## Information given
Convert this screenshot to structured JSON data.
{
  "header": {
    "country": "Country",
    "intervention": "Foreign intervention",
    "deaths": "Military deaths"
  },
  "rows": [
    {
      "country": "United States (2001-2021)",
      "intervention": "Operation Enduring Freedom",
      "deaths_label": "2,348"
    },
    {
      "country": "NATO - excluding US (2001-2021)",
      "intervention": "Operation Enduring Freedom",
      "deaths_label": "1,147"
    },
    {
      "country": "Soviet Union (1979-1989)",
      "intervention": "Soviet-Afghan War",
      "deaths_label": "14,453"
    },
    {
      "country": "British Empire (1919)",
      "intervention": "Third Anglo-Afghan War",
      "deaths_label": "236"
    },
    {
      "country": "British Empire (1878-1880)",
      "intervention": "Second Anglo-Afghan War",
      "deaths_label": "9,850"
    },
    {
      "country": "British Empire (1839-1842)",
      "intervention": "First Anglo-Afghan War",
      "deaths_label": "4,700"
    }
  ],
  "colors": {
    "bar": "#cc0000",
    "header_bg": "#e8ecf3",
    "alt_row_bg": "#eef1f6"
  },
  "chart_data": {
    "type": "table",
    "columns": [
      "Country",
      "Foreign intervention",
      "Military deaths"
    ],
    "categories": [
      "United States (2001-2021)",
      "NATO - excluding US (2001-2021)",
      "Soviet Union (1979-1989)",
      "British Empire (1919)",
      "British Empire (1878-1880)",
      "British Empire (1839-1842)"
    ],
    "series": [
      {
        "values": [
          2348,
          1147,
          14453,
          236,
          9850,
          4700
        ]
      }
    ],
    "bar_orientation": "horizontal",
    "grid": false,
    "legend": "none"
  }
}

...

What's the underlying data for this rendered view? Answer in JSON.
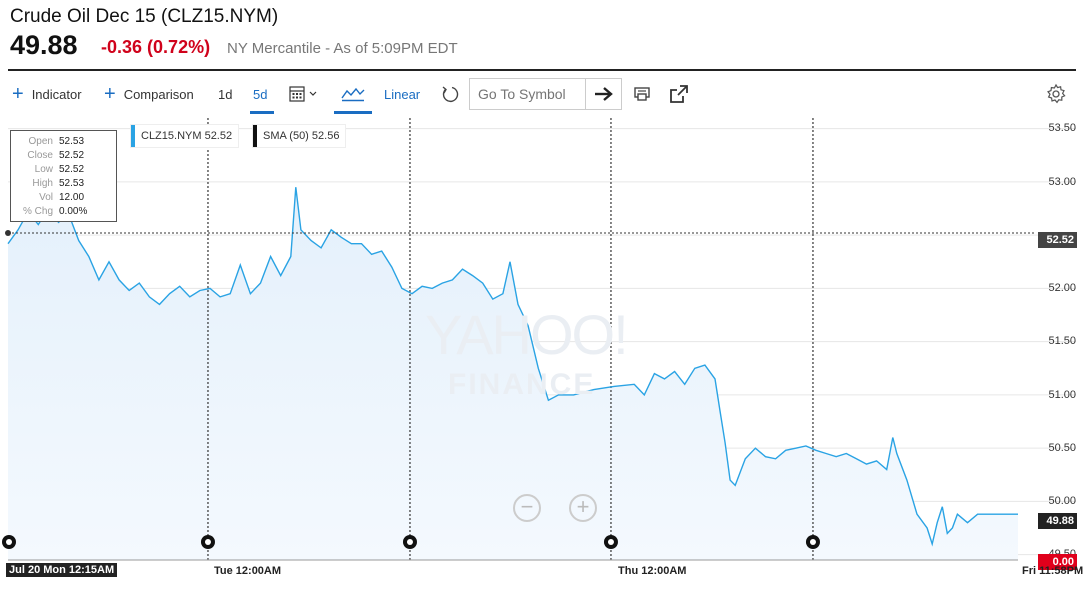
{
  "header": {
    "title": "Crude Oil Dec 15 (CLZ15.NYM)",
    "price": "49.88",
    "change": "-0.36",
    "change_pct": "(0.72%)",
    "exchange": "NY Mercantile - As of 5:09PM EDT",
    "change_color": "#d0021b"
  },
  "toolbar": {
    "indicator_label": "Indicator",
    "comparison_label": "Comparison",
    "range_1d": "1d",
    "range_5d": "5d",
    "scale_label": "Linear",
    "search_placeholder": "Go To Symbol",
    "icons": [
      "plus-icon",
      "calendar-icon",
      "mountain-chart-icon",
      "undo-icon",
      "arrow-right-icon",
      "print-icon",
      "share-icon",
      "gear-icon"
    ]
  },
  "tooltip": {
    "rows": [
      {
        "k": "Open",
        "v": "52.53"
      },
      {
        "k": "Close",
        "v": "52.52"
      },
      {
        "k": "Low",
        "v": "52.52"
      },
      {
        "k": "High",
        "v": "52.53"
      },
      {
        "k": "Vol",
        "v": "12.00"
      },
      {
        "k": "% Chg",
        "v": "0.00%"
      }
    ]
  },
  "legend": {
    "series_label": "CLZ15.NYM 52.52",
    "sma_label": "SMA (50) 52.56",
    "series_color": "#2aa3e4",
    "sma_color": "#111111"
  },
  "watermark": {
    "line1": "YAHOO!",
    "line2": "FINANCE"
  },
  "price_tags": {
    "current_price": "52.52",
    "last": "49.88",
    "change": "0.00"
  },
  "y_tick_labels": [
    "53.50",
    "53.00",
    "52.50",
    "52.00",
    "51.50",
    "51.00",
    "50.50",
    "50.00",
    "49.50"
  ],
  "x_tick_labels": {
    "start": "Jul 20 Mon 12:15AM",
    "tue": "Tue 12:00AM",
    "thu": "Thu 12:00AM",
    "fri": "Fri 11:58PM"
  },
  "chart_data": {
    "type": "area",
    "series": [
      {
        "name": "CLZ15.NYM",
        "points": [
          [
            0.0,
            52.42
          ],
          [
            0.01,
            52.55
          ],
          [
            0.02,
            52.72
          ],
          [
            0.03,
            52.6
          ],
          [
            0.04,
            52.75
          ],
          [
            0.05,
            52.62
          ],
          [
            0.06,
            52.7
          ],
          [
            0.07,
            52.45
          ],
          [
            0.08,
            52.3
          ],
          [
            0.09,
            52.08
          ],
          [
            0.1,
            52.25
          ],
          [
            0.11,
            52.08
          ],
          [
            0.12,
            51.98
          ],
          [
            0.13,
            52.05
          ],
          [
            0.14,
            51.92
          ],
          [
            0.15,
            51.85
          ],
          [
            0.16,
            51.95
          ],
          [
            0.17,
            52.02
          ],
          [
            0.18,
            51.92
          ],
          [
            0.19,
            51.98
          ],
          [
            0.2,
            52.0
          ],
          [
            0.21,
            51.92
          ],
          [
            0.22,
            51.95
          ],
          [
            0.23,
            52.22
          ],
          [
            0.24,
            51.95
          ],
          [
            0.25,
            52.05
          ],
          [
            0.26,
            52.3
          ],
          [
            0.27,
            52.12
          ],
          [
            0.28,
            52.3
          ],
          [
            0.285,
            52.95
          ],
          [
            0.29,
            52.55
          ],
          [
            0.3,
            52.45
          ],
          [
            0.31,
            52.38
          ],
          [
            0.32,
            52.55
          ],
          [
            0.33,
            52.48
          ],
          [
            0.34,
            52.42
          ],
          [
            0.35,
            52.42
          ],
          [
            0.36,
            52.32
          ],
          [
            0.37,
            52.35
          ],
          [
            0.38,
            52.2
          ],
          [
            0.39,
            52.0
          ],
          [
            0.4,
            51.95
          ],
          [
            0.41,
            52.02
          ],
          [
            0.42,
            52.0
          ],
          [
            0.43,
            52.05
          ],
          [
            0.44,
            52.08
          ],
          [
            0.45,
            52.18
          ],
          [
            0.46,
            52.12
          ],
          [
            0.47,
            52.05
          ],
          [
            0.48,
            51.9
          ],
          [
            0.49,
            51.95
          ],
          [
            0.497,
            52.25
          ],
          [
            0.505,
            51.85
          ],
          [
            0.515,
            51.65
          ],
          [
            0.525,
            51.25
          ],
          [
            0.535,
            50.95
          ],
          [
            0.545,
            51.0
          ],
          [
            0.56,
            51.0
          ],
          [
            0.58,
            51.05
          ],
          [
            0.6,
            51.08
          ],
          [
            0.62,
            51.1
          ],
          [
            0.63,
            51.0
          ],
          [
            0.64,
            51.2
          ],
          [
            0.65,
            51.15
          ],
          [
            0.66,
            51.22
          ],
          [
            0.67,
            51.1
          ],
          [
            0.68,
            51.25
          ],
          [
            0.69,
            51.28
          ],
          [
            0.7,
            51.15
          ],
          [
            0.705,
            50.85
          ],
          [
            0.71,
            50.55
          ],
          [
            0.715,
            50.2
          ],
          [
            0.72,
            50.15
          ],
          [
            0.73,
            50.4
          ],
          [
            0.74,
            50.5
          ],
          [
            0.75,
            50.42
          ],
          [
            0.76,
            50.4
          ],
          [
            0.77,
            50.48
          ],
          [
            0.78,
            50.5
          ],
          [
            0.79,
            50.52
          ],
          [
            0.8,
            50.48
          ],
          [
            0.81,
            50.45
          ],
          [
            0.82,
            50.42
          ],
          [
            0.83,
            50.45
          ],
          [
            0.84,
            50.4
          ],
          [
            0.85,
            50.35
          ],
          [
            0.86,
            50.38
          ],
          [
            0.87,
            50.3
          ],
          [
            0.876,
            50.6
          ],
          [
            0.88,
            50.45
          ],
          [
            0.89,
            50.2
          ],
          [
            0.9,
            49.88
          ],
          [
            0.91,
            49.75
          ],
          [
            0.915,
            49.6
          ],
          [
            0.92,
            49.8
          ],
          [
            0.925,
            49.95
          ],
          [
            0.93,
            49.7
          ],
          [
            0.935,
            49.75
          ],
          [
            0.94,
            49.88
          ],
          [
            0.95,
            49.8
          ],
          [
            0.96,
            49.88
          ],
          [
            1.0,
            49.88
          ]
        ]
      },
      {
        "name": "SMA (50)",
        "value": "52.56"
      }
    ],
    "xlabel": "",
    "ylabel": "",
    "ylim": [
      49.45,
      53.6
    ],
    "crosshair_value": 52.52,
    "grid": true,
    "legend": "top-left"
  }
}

## Aim of the exercise
All lines above with "Anglo" in them should be returned.

## Answer to this problem
      "intervention": "Third Anglo-Afghan War",
      "intervention": "Second Anglo-Afghan War",
      "intervention": "First Anglo-Afghan War",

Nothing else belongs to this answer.